DATA IN THIS EXERCISE –

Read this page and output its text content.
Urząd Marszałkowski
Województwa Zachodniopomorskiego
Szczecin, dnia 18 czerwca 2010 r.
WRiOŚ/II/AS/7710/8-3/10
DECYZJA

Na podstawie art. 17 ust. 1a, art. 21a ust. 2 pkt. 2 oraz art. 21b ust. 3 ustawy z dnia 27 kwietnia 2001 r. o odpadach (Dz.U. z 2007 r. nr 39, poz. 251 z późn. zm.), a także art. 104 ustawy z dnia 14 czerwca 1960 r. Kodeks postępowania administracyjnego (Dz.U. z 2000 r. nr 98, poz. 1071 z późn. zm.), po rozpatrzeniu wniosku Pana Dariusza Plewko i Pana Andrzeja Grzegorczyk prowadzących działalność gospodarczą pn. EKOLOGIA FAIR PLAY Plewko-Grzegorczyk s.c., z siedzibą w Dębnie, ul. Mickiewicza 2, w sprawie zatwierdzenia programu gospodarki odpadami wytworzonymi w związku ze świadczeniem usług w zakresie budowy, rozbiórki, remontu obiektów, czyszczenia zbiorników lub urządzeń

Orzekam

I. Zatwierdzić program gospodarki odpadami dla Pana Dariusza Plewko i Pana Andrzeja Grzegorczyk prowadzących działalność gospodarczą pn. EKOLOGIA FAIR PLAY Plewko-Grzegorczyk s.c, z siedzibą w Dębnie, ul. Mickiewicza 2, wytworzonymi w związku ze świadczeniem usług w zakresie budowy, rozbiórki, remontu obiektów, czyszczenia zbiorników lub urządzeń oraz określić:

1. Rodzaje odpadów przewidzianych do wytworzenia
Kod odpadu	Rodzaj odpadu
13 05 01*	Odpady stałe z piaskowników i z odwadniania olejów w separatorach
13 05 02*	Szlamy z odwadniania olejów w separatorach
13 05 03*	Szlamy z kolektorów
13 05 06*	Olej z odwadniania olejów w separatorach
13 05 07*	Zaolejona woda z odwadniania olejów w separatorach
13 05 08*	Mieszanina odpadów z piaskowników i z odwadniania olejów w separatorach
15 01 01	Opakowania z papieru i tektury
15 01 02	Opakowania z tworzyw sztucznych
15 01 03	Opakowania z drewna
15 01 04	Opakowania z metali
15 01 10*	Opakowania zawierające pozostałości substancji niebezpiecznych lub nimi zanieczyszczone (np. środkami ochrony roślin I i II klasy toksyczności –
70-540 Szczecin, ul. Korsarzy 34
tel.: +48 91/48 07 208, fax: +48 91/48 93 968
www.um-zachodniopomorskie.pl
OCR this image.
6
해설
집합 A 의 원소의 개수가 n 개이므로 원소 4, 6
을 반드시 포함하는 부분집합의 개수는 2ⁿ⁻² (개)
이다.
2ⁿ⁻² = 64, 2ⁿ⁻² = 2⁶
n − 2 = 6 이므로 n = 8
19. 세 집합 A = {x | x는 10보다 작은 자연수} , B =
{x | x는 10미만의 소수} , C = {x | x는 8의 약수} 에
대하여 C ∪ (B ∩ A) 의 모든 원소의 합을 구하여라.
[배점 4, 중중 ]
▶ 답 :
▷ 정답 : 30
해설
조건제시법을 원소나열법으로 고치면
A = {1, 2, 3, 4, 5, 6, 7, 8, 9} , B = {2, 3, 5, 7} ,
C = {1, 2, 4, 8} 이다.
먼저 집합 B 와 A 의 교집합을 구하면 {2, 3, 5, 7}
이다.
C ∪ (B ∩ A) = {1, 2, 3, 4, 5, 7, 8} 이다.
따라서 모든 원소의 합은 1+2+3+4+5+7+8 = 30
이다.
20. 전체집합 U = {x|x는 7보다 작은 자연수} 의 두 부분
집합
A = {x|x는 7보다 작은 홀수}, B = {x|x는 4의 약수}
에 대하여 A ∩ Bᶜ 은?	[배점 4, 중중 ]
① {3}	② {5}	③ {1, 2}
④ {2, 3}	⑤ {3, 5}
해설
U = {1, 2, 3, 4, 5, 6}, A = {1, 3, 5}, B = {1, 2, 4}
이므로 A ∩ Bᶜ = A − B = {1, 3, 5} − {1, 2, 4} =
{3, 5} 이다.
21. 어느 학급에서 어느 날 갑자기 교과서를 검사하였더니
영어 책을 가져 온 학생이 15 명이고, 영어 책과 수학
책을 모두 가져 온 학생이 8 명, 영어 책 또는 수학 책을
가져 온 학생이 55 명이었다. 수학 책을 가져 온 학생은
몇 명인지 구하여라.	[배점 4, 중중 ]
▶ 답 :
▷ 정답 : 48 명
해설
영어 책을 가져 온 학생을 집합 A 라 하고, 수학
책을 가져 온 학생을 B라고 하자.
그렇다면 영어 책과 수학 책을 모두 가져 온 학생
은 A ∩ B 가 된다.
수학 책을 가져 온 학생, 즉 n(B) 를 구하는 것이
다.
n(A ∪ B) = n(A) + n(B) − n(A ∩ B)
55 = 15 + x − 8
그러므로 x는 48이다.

EXERCISE DESCRIPTION – Compute how many lines include the string "piaskowników", then give that number by itself.

WRITTEN RESPONSE – 2